◆ Problem details
Repeat all the material exactly; pictures stay out of your copy.

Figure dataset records
- - - -
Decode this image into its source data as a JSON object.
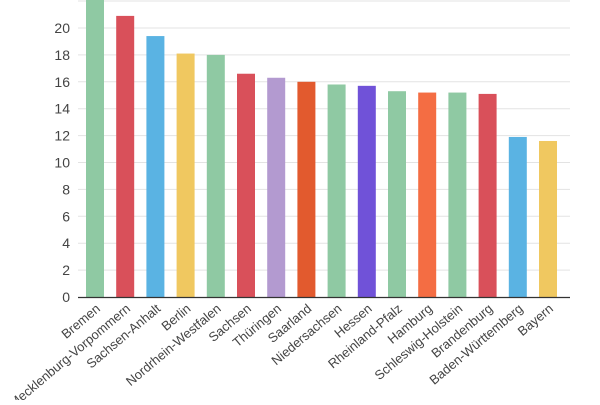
{
  "chart_data": {
    "type": "bar",
    "categories": [
      "Bremen",
      "Mecklenburg-Vorpommern",
      "Sachsen-Anhalt",
      "Berlin",
      "Nordrhein-Westfalen",
      "Sachsen",
      "Thüringen",
      "Saarland",
      "Niedersachsen",
      "Hessen",
      "Rheinland-Pfalz",
      "Hamburg",
      "Schleswig-Holstein",
      "Brandenburg",
      "Baden-Württemberg",
      "Bayern"
    ],
    "values": [
      22.3,
      20.9,
      19.4,
      18.1,
      18.0,
      16.6,
      16.3,
      16.0,
      15.8,
      15.7,
      15.3,
      15.2,
      15.2,
      15.1,
      11.9,
      11.6
    ],
    "colors": [
      "#8fc9a3",
      "#d9505a",
      "#5ab3e3",
      "#f0c860",
      "#8fc9a3",
      "#d9505a",
      "#b39ad0",
      "#e25a2e",
      "#8fc9a3",
      "#7052d8",
      "#8fc9a3",
      "#f46d43",
      "#8fc9a3",
      "#d9505a",
      "#5ab3e3",
      "#f0c860"
    ],
    "yticks": [
      0,
      2,
      4,
      6,
      8,
      10,
      12,
      14,
      16,
      18,
      20
    ],
    "ylim": [
      0,
      22
    ],
    "grid": true,
    "title": "",
    "xlabel": "",
    "ylabel": ""
  }
}
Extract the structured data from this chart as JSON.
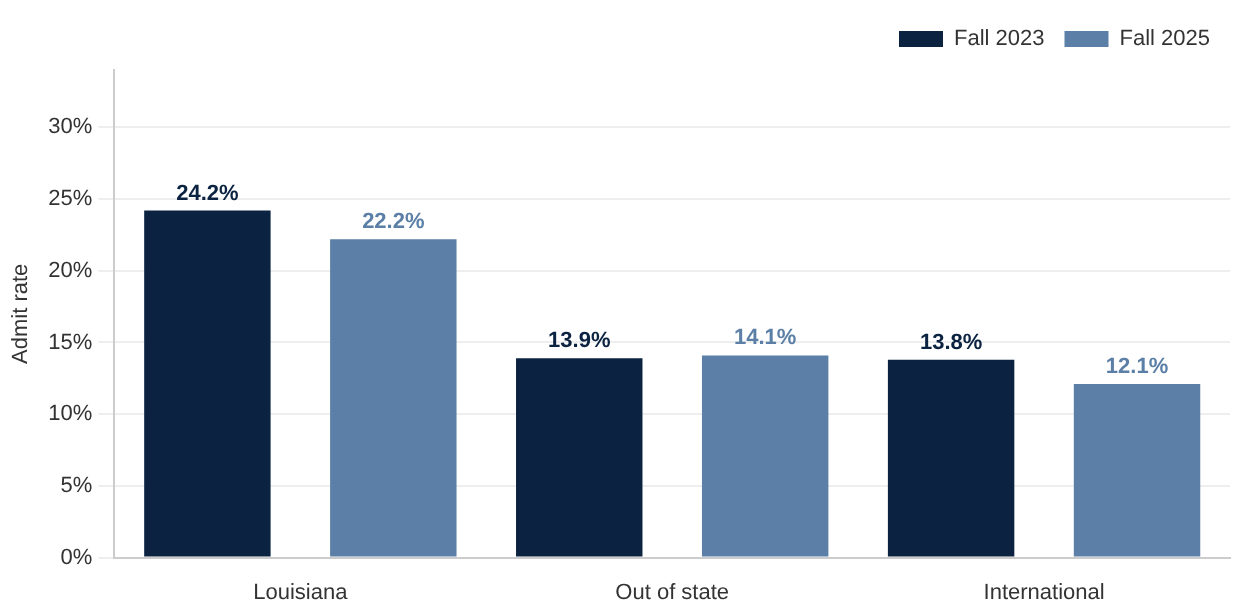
{
  "chart_data": {
    "type": "bar",
    "ylabel": "Admit rate",
    "categories": [
      "Louisiana",
      "Out of state",
      "International"
    ],
    "series": [
      {
        "name": "Fall 2023",
        "color": "#0b2341",
        "values": [
          24.2,
          13.9,
          13.8
        ],
        "value_labels": [
          "24.2%",
          "13.9%",
          "13.8%"
        ]
      },
      {
        "name": "Fall 2025",
        "color": "#5b7fa6",
        "values": [
          22.2,
          14.1,
          12.1
        ],
        "value_labels": [
          "22.2%",
          "14.1%",
          "12.1%"
        ]
      }
    ],
    "ylim": [
      0,
      34
    ],
    "yticks": [
      {
        "value": 0,
        "label": "0%"
      },
      {
        "value": 5,
        "label": "5%"
      },
      {
        "value": 10,
        "label": "10%"
      },
      {
        "value": 15,
        "label": "15%"
      },
      {
        "value": 20,
        "label": "20%"
      },
      {
        "value": 25,
        "label": "25%"
      },
      {
        "value": 30,
        "label": "30%"
      }
    ],
    "grid": "y",
    "legend": "top right"
  }
}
- - - -
◆ Task output
Decode this image into its source data as a JSON object.
{
  "chart_data": {
    "type": "bar",
    "categories": [
      "Bremen",
      "Mecklenburg-Vorpommern",
      "Sachsen-Anhalt",
      "Berlin",
      "Nordrhein-Westfalen",
      "Sachsen",
      "Thüringen",
      "Saarland",
      "Niedersachsen",
      "Hessen",
      "Rheinland-Pfalz",
      "Hamburg",
      "Schleswig-Holstein",
      "Brandenburg",
      "Baden-Württemberg",
      "Bayern"
    ],
    "values": [
      22.3,
      20.9,
      19.4,
      18.1,
      18.0,
      16.6,
      16.3,
      16.0,
      15.8,
      15.7,
      15.3,
      15.2,
      15.2,
      15.1,
      11.9,
      11.6
    ],
    "colors": [
      "#8fc9a3",
      "#d9505a",
      "#5ab3e3",
      "#f0c860",
      "#8fc9a3",
      "#d9505a",
      "#b39ad0",
      "#e25a2e",
      "#8fc9a3",
      "#7052d8",
      "#8fc9a3",
      "#f46d43",
      "#8fc9a3",
      "#d9505a",
      "#5ab3e3",
      "#f0c860"
    ],
    "yticks": [
      0,
      2,
      4,
      6,
      8,
      10,
      12,
      14,
      16,
      18,
      20
    ],
    "ylim": [
      0,
      22
    ],
    "grid": true,
    "title": "",
    "xlabel": "",
    "ylabel": ""
  }
}
Extract the structured data from this chart as JSON.
{
  "chart_data": {
    "type": "bar",
    "ylabel": "Admit rate",
    "categories": [
      "Louisiana",
      "Out of state",
      "International"
    ],
    "series": [
      {
        "name": "Fall 2023",
        "color": "#0b2341",
        "values": [
          24.2,
          13.9,
          13.8
        ],
        "value_labels": [
          "24.2%",
          "13.9%",
          "13.8%"
        ]
      },
      {
        "name": "Fall 2025",
        "color": "#5b7fa6",
        "values": [
          22.2,
          14.1,
          12.1
        ],
        "value_labels": [
          "22.2%",
          "14.1%",
          "12.1%"
        ]
      }
    ],
    "ylim": [
      0,
      34
    ],
    "yticks": [
      {
        "value": 0,
        "label": "0%"
      },
      {
        "value": 5,
        "label": "5%"
      },
      {
        "value": 10,
        "label": "10%"
      },
      {
        "value": 15,
        "label": "15%"
      },
      {
        "value": 20,
        "label": "20%"
      },
      {
        "value": 25,
        "label": "25%"
      },
      {
        "value": 30,
        "label": "30%"
      }
    ],
    "grid": "y",
    "legend": "top right"
  }
}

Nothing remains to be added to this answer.